## Requirement
The material below should be written out in full and exactly; pictures stay out of the copy.
·····
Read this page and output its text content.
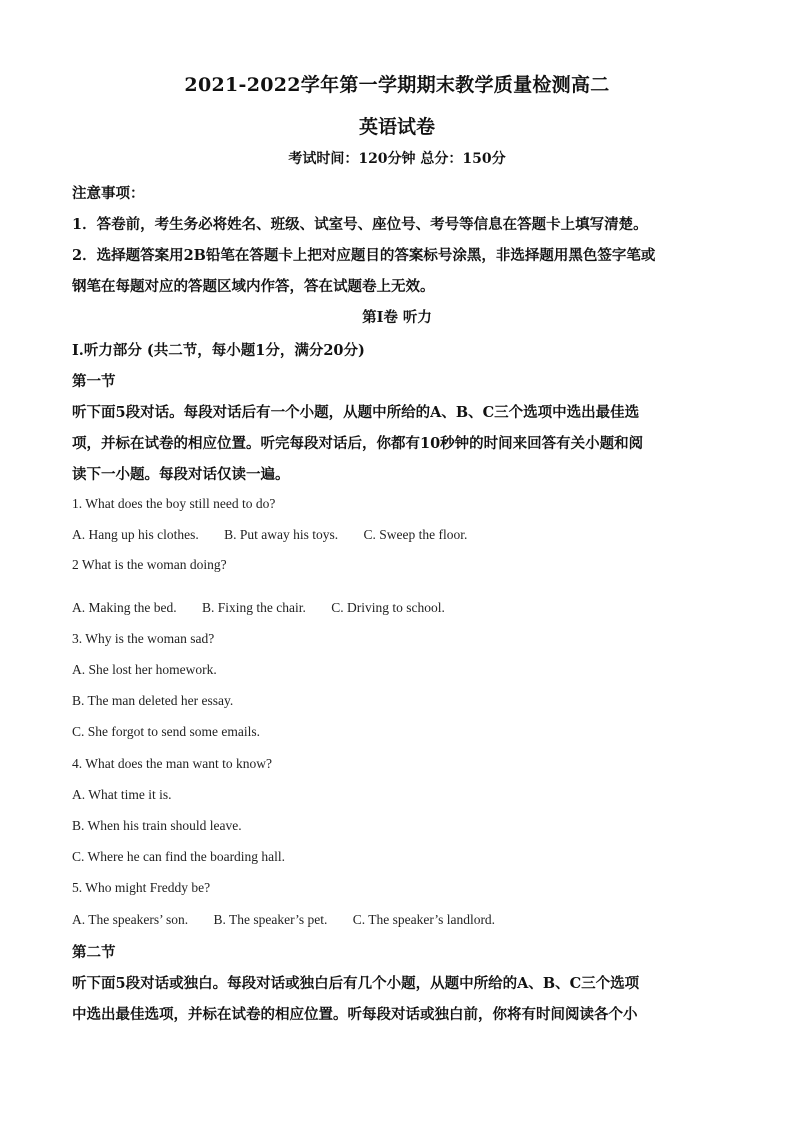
2021-2022学年第一学期期末教学质量检测高二
英语试卷
考试时间：120分钟 总分：150分
注意事项：
1．答卷前，考生务必将姓名、班级、试室号、座位号、考号等信息在答题卡上填写清楚。
2．选择题答案用2B铅笔在答题卡上把对应题目的答案标号涂黑，非选择题用黑色签字笔或
钢笔在每题对应的答题区域内作答，答在试题卷上无效。
第I卷 听力
I.听力部分 (共二节，每小题1分，满分20分)
第一节
听下面5段对话。每段对话后有一个小题，从题中所给的A、B、C三个选项中选出最佳选
项，并标在试卷的相应位置。听完每段对话后，你都有10秒钟的时间来回答有关小题和阅
读下一小题。每段对话仅读一遍。
1. What does the boy still need to do?
A. Hang up his clothes. B. Put away his toys. C. Sweep the floor.
2 What is the woman doing?
A. Making the bed. B. Fixing the chair. C. Driving to school.
3. Why is the woman sad?
A. She lost her homework.
B. The man deleted her essay.
C. She forgot to send some emails.
4. What does the man want to know?
A. What time it is.
B. When his train should leave.
C. Where he can find the boarding hall.
5. Who might Freddy be?
A. The speakers’ son. B. The speaker’s pet. C. The speaker’s landlord.
第二节
听下面5段对话或独白。每段对话或独白后有几个小题，从题中所给的A、B、C三个选项
中选出最佳选项，并标在试卷的相应位置。听每段对话或独白前，你将有时间阅读各个小
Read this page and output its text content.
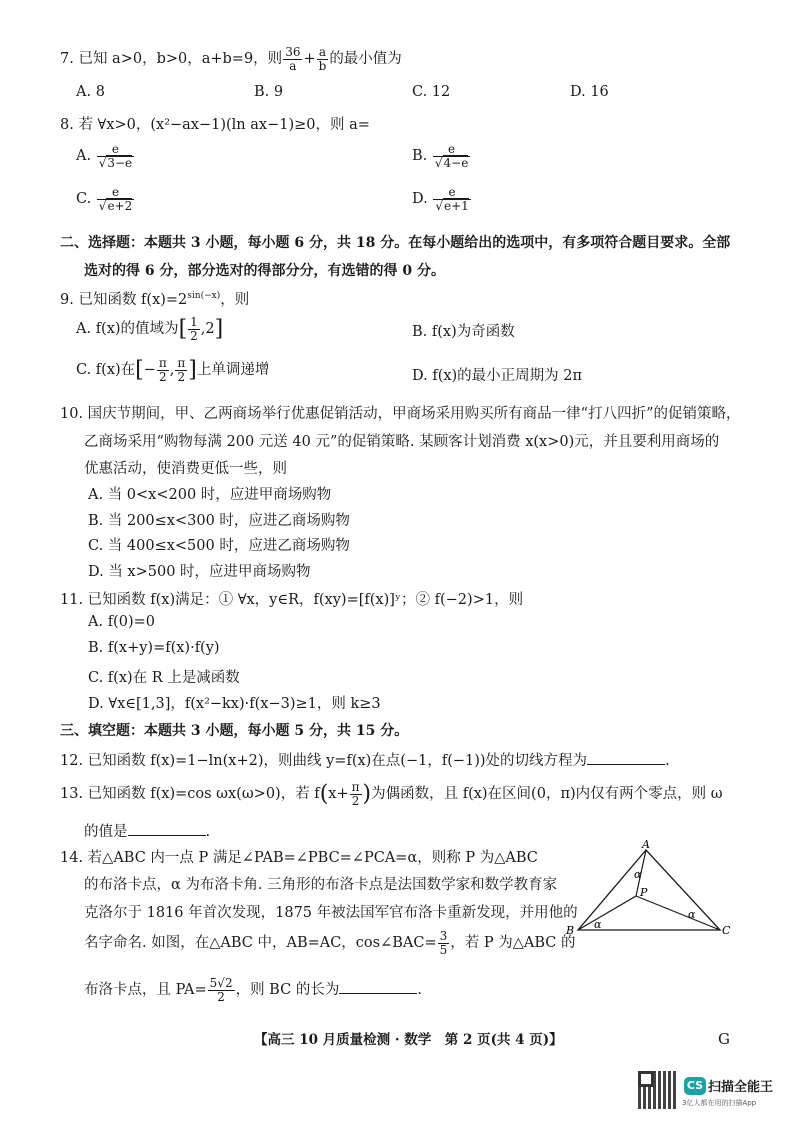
7. 已知 a>0，b>0，a+b=9，则 $\frac{36}{a} + \frac{a}{b}$ 的最小值为
A. 8	B. 9	C. 12	D. 16
8. 若 ∀x>0，(x²−ax−1)(ln ax−1)≥0，则 a=
A. $\frac{e}{√3-e}$	B. $\frac{e}{√4-e}$
C. $\frac{e}{√e+2}$	D. $\frac{e}{√e+1}$
二、选择题：本题共 3 小题，每小题 6 分，共 18 分。在每小题给出的选项中，有多项符合题目要求。全部
选对的得 6 分，部分选对的得部分分，有选错的得 0 分。
9. 已知函数 $f(x)=2^{sin(-x)}$，则
A. f(x)的值域为[ $\frac{1}{2} ,2$]	B. f(x)为奇函数
C. f(x)在[− $\frac{\pi}{2}$ , $\frac{\pi}{2}$ ]上单调递增	D. f(x)的最小正周期为 2π
10. 国庆节期间，甲、乙两商场举行优惠促销活动，甲商场采用购买所有商品一律“打八四折”的促销策略，
乙商场采用“购物每满 200 元送 40 元”的促销策略. 某顾客计划消费 x(x>0)元，并且要利用商场的
优惠活动，使消费更低一些，则
A. 当 0<x<200 时，应进甲商场购物
B. 当 200≤x<300 时，应进乙商场购物
C. 当 400≤x<500 时，应进乙商场购物
D. 当 x>500 时，应进甲商场购物
11. 已知函数 f(x)满足：① ∀x，y∈R，f(xy)=[f(x)]ʸ；② f(−2)>1，则
A. f(0)=0
B. f(x+y)=f(x)·f(y)
C. f(x)在 R 上是减函数
D. ∀x∈[1,3]，f(x²−kx)·f(x−3)≥1，则 k≥3
三、填空题：本题共 3 小题，每小题 5 分，共 15 分。
12. 已知函数 f(x)=1−ln(x+2)，则曲线 y=f(x)在点(−1，f(−1))处的切线方程为	.
13. 已知函数 f(x)=cos ωx(ω>0)，若 $f(x+ \frac{\pi}{2}$ )为偶函数，且 f(x)在区间(0，π)内仅有两个零点，则 ω
的值是	.
14. 若△ABC 内一点 P 满足∠PAB=∠PBC=∠PCA=α，则称 P 为△ABC
的布洛卡点，α 为布洛卡角. 三角形的布洛卡点是法国数学家和数学教育家
克洛尔于 1816 年首次发现，1875 年被法国军官布洛卡重新发现，并用他的
名字命名. 如图，在△ABC 中，AB=AC，cos∠BAC= $\frac{3}{5}$ ，若 P 为△ABC 的
布洛卡点，且 $PA= \frac{5√2}{2}$ ，则 BC 的长为	.
A
B	C
P
α
α
α
【高三 10 月质量检测 · 数学　第 2 页(共 4 页)】	G
CS 扫描全能王
3亿人都在用的扫描App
·····
## Solution
Read this page and output its text content.
2021-2022学年第一学期期末教学质量检测高二
英语试卷
考试时间：120分钟 总分：150分
注意事项：
1．答卷前，考生务必将姓名、班级、试室号、座位号、考号等信息在答题卡上填写清楚。
2．选择题答案用2B铅笔在答题卡上把对应题目的答案标号涂黑，非选择题用黑色签字笔或
钢笔在每题对应的答题区域内作答，答在试题卷上无效。
第I卷 听力
I.听力部分 (共二节，每小题1分，满分20分)
第一节
听下面5段对话。每段对话后有一个小题，从题中所给的A、B、C三个选项中选出最佳选
项，并标在试卷的相应位置。听完每段对话后，你都有10秒钟的时间来回答有关小题和阅
读下一小题。每段对话仅读一遍。
1. What does the boy still need to do?
A. Hang up his clothes. B. Put away his toys. C. Sweep the floor.
2 What is the woman doing?
A. Making the bed. B. Fixing the chair. C. Driving to school.
3. Why is the woman sad?
A. She lost her homework.
B. The man deleted her essay.
C. She forgot to send some emails.
4. What does the man want to know?
A. What time it is.
B. When his train should leave.
C. Where he can find the boarding hall.
5. Who might Freddy be?
A. The speakers’ son. B. The speaker’s pet. C. The speaker’s landlord.
第二节
听下面5段对话或独白。每段对话或独白后有几个小题，从题中所给的A、B、C三个选项
中选出最佳选项，并标在试卷的相应位置。听每段对话或独白前，你将有时间阅读各个小
Read this page and output its text content.
7. 已知 a>0，b>0，a+b=9，则 $\frac{36}{a} + \frac{a}{b}$ 的最小值为
A. 8	B. 9	C. 12	D. 16
8. 若 ∀x>0，(x²−ax−1)(ln ax−1)≥0，则 a=
A. $\frac{e}{√3-e}$	B. $\frac{e}{√4-e}$
C. $\frac{e}{√e+2}$	D. $\frac{e}{√e+1}$
二、选择题：本题共 3 小题，每小题 6 分，共 18 分。在每小题给出的选项中，有多项符合题目要求。全部
选对的得 6 分，部分选对的得部分分，有选错的得 0 分。
9. 已知函数 $f(x)=2^{sin(-x)}$，则
A. f(x)的值域为[ $\frac{1}{2} ,2$]	B. f(x)为奇函数
C. f(x)在[− $\frac{\pi}{2}$ , $\frac{\pi}{2}$ ]上单调递增	D. f(x)的最小正周期为 2π
10. 国庆节期间，甲、乙两商场举行优惠促销活动，甲商场采用购买所有商品一律“打八四折”的促销策略，
乙商场采用“购物每满 200 元送 40 元”的促销策略. 某顾客计划消费 x(x>0)元，并且要利用商场的
优惠活动，使消费更低一些，则
A. 当 0<x<200 时，应进甲商场购物
B. 当 200≤x<300 时，应进乙商场购物
C. 当 400≤x<500 时，应进乙商场购物
D. 当 x>500 时，应进甲商场购物
11. 已知函数 f(x)满足：① ∀x，y∈R，f(xy)=[f(x)]ʸ；② f(−2)>1，则
A. f(0)=0
B. f(x+y)=f(x)·f(y)
C. f(x)在 R 上是减函数
D. ∀x∈[1,3]，f(x²−kx)·f(x−3)≥1，则 k≥3
三、填空题：本题共 3 小题，每小题 5 分，共 15 分。
12. 已知函数 f(x)=1−ln(x+2)，则曲线 y=f(x)在点(−1，f(−1))处的切线方程为	.
13. 已知函数 f(x)=cos ωx(ω>0)，若 $f(x+ \frac{\pi}{2}$ )为偶函数，且 f(x)在区间(0，π)内仅有两个零点，则 ω
的值是	.
14. 若△ABC 内一点 P 满足∠PAB=∠PBC=∠PCA=α，则称 P 为△ABC
的布洛卡点，α 为布洛卡角. 三角形的布洛卡点是法国数学家和数学教育家
克洛尔于 1816 年首次发现，1875 年被法国军官布洛卡重新发现，并用他的
名字命名. 如图，在△ABC 中，AB=AC，cos∠BAC= $\frac{3}{5}$ ，若 P 为△ABC 的
布洛卡点，且 $PA= \frac{5√2}{2}$ ，则 BC 的长为	.
A
B	C
P
α
α
α
【高三 10 月质量检测 · 数学　第 2 页(共 4 页)】	G
CS 扫描全能王
3亿人都在用的扫描App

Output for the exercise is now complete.